*YOUR TASK:* Extract each line holding the word "photo" from the entries.

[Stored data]

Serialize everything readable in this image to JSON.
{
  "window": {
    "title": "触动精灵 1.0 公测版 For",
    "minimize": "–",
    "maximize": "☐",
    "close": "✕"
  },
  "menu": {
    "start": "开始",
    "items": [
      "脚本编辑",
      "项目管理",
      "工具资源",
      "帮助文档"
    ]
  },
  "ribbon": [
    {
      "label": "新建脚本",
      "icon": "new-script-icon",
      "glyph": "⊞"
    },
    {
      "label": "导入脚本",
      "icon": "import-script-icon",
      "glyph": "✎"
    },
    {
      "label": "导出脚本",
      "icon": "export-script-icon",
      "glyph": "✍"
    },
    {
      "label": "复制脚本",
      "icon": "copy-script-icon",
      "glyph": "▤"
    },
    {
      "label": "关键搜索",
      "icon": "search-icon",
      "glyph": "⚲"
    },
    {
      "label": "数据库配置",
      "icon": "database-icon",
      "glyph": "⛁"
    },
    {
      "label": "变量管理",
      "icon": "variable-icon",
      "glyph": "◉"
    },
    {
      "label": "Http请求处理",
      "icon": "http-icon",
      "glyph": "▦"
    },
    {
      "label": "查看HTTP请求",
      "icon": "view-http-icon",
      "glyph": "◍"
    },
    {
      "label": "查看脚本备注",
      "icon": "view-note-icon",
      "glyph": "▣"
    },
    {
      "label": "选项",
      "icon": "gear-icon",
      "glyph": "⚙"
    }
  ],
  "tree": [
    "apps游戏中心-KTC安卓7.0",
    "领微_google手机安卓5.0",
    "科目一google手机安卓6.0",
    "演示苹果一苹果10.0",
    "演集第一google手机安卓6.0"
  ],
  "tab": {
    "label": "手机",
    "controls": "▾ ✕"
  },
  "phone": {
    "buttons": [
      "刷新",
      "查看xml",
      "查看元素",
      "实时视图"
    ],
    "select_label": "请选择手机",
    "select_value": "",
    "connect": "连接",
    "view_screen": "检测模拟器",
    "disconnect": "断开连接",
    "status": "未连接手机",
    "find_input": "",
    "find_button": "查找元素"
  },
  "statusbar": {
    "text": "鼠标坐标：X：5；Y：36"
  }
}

--

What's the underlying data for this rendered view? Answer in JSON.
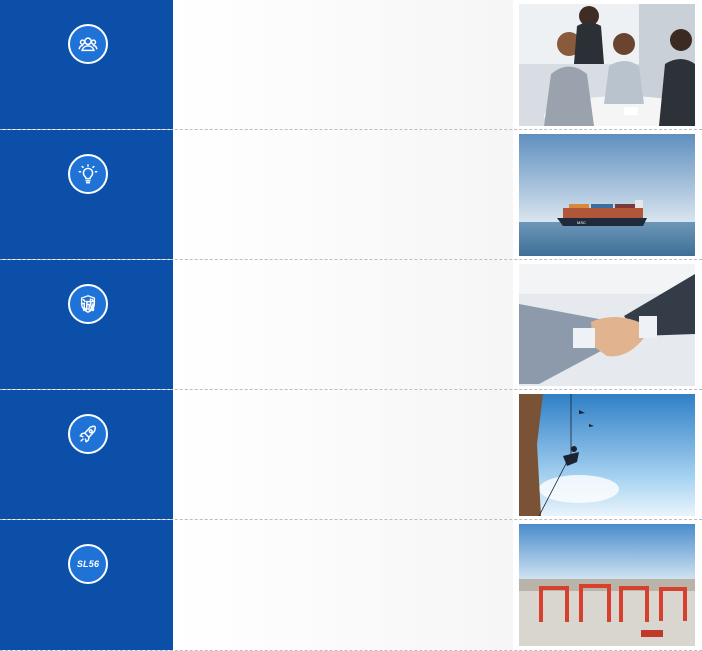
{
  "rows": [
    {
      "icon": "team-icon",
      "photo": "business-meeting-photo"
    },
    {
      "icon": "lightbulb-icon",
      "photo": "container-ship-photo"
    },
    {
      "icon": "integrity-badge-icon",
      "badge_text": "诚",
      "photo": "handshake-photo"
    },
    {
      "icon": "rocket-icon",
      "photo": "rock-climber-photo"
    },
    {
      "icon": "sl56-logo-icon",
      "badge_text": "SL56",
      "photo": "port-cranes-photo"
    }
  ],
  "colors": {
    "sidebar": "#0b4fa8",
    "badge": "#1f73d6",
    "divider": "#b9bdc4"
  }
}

*ANSWER TO THE EXERCISE:*
      "photo": "business-meeting-photo"
      "photo": "container-ship-photo"
      "photo": "handshake-photo"
      "photo": "rock-climber-photo"
      "photo": "port-cranes-photo"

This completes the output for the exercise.